THE TASK » Work through the data line by line, gathering every line that has the word "from".

※

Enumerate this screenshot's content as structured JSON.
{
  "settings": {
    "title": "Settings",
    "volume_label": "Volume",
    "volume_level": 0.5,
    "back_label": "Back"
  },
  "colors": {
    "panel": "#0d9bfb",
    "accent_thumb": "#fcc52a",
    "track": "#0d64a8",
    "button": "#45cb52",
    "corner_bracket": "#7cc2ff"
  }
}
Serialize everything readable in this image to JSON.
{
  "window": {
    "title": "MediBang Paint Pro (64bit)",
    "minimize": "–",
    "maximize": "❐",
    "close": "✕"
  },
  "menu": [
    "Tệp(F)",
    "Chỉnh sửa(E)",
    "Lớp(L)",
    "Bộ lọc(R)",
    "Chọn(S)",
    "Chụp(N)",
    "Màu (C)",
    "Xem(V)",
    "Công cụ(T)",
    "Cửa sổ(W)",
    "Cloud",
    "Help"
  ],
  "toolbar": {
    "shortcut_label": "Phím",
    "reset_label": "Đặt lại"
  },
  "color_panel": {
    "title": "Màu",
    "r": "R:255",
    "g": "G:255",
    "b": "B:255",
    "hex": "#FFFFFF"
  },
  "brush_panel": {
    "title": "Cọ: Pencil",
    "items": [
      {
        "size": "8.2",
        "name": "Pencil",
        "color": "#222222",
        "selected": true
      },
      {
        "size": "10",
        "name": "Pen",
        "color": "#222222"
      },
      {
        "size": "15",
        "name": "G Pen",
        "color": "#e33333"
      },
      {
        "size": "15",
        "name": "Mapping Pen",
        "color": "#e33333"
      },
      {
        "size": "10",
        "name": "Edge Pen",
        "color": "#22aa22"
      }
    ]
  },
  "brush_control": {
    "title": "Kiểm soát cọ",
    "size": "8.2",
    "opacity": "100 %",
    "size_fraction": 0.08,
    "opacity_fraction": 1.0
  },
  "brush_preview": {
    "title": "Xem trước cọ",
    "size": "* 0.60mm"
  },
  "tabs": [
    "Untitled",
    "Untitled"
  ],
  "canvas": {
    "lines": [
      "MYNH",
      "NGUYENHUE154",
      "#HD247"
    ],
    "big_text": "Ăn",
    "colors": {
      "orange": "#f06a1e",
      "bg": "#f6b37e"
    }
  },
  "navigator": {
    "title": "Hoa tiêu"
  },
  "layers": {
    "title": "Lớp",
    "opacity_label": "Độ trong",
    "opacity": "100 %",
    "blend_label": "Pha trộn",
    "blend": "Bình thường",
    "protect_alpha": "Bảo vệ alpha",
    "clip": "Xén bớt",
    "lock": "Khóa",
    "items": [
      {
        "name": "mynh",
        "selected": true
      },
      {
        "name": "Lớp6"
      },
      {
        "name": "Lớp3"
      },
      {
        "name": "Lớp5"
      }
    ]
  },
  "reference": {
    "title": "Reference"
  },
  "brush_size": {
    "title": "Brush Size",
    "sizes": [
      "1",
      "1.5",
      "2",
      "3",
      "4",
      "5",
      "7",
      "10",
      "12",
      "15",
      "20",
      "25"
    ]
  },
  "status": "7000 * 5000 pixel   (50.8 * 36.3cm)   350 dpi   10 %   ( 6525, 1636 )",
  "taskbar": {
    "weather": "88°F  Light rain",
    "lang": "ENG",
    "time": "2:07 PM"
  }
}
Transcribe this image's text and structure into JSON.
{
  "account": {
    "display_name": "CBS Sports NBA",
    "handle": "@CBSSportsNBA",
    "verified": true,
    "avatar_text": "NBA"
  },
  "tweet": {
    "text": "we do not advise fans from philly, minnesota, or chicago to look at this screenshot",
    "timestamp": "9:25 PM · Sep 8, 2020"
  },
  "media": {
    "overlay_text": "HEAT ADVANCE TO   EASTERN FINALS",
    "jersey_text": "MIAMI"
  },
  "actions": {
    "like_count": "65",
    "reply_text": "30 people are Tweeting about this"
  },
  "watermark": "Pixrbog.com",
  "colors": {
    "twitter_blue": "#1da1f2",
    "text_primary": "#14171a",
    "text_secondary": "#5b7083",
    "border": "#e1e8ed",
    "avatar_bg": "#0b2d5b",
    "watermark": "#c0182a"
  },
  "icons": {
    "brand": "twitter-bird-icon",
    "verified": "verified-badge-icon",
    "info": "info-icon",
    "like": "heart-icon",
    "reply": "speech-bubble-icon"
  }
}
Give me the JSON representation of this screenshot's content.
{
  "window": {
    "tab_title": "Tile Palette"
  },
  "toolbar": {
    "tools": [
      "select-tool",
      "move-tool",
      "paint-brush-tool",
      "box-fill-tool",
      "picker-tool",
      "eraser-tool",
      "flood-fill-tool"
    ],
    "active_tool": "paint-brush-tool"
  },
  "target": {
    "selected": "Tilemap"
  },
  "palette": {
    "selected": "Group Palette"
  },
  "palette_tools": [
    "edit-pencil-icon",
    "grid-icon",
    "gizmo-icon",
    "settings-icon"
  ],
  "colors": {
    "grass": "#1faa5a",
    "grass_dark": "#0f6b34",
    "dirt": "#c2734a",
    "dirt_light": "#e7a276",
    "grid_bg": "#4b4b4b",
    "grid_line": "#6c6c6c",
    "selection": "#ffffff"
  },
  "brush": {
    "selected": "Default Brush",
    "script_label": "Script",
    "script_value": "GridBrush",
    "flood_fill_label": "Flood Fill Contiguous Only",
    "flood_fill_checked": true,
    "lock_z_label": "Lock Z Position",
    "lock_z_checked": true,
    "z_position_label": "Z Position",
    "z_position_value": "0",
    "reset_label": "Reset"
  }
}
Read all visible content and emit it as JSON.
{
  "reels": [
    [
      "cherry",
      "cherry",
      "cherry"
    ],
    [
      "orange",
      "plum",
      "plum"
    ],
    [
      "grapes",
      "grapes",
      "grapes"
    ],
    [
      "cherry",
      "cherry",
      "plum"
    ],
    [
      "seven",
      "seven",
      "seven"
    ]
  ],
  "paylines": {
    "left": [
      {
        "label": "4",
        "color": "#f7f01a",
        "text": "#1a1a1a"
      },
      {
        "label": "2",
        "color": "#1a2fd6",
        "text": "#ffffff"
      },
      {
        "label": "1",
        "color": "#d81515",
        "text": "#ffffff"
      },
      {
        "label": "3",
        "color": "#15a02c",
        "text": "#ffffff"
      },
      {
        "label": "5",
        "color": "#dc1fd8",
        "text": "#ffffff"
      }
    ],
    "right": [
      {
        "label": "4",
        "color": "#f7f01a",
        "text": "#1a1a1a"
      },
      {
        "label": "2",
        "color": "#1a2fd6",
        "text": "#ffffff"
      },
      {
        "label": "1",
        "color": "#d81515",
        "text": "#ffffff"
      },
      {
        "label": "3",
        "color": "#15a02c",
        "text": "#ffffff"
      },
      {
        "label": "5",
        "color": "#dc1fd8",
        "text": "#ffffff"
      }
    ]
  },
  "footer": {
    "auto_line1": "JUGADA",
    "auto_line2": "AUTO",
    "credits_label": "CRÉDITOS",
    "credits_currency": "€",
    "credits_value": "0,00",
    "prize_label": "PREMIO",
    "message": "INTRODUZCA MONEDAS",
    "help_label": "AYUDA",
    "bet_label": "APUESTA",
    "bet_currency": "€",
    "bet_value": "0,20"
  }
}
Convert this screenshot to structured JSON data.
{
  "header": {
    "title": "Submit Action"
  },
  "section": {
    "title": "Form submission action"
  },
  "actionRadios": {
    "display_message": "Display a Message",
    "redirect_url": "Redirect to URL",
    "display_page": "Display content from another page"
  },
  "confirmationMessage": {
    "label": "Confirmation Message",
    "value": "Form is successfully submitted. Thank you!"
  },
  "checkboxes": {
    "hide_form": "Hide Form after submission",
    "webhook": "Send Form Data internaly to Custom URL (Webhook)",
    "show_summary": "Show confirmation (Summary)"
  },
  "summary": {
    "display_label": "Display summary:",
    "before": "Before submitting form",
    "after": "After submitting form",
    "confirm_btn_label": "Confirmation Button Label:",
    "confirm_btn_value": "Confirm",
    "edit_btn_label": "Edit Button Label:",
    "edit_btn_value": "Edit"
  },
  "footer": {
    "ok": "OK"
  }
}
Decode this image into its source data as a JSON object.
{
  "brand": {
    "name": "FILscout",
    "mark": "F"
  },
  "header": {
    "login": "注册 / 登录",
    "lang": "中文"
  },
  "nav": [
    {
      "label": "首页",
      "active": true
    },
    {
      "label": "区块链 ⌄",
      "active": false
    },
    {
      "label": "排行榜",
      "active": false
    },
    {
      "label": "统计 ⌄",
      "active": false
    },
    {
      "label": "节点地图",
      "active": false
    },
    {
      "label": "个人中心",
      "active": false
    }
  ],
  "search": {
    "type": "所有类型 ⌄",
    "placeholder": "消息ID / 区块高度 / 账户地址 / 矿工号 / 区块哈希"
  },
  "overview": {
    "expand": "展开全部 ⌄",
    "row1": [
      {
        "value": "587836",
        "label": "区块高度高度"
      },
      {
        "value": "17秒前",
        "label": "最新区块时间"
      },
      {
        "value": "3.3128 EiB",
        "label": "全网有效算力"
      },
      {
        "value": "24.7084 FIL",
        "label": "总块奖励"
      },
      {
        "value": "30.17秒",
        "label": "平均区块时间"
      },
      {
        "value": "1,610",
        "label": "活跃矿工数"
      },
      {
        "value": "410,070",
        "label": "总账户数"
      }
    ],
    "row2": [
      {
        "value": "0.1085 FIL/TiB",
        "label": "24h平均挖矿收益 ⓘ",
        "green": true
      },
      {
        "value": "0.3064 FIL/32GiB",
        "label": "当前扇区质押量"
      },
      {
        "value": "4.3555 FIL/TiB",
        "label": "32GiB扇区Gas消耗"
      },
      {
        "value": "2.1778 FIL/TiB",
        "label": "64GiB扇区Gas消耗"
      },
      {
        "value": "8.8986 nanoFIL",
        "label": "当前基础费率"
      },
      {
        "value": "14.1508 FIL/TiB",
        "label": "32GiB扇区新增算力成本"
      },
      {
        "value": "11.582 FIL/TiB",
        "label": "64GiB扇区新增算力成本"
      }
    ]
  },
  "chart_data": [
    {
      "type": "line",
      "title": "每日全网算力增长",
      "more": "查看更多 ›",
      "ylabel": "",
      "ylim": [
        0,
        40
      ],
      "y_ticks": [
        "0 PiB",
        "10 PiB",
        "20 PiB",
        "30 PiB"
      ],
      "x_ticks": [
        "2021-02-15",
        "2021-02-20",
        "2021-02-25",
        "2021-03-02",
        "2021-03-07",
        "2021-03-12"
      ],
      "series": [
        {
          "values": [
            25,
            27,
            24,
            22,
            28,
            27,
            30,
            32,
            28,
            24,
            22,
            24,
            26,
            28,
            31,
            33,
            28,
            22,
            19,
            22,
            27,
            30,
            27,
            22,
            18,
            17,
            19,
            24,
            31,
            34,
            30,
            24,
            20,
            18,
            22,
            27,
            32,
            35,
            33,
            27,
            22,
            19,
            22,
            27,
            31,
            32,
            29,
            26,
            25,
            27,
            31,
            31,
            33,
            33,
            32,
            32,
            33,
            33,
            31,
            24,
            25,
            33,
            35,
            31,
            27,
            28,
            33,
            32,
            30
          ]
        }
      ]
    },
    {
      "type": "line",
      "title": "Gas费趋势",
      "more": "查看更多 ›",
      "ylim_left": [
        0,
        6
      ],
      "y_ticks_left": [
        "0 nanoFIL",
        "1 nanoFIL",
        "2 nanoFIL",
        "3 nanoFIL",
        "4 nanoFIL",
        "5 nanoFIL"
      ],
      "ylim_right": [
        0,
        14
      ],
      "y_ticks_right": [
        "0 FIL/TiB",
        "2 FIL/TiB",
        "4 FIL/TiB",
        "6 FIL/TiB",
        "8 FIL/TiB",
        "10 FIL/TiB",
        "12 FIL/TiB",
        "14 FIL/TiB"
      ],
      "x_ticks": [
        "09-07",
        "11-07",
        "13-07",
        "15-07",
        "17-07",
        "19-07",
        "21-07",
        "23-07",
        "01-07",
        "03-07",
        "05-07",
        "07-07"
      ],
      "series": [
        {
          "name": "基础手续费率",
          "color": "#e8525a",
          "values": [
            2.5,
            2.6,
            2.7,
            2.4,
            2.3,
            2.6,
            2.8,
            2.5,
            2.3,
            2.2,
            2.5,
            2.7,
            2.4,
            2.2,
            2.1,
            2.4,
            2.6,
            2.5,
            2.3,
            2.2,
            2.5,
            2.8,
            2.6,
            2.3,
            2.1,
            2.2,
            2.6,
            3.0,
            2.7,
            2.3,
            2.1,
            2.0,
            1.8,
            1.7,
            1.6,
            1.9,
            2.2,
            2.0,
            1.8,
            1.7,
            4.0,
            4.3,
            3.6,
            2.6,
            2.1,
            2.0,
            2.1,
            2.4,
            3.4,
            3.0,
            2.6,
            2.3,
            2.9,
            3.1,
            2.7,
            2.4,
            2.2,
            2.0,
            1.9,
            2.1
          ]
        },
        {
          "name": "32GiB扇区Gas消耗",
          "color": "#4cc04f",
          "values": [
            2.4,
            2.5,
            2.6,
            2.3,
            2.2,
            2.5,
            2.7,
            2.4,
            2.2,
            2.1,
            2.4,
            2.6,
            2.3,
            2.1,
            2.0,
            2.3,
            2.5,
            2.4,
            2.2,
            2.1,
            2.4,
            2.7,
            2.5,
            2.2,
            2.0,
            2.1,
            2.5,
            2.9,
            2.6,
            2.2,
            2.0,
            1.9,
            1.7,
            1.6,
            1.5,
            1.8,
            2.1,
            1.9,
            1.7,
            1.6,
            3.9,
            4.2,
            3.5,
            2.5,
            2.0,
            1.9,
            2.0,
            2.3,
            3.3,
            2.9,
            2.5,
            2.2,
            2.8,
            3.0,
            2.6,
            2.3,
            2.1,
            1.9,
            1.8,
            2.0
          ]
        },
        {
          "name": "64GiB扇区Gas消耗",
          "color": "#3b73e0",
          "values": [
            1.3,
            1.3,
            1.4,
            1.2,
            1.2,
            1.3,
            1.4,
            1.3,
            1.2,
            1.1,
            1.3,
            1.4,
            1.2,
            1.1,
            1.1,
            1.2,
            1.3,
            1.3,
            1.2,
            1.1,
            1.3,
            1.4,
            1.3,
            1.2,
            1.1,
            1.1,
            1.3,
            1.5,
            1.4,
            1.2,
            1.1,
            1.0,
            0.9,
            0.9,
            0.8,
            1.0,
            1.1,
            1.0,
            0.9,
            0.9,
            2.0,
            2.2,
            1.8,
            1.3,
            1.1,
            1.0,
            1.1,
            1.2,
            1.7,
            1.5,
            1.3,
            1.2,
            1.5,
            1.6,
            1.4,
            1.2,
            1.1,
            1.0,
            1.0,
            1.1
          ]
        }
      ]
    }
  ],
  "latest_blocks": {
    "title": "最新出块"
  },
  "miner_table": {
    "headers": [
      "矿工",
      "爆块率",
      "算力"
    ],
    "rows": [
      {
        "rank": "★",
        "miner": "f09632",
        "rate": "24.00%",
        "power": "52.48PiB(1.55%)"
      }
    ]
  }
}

※

WRITTEN SOLUTION »
    "text": "we do not advise fans from philly, minnesota, or chicago to look at this screenshot",
    "display_page": "Display content from another page"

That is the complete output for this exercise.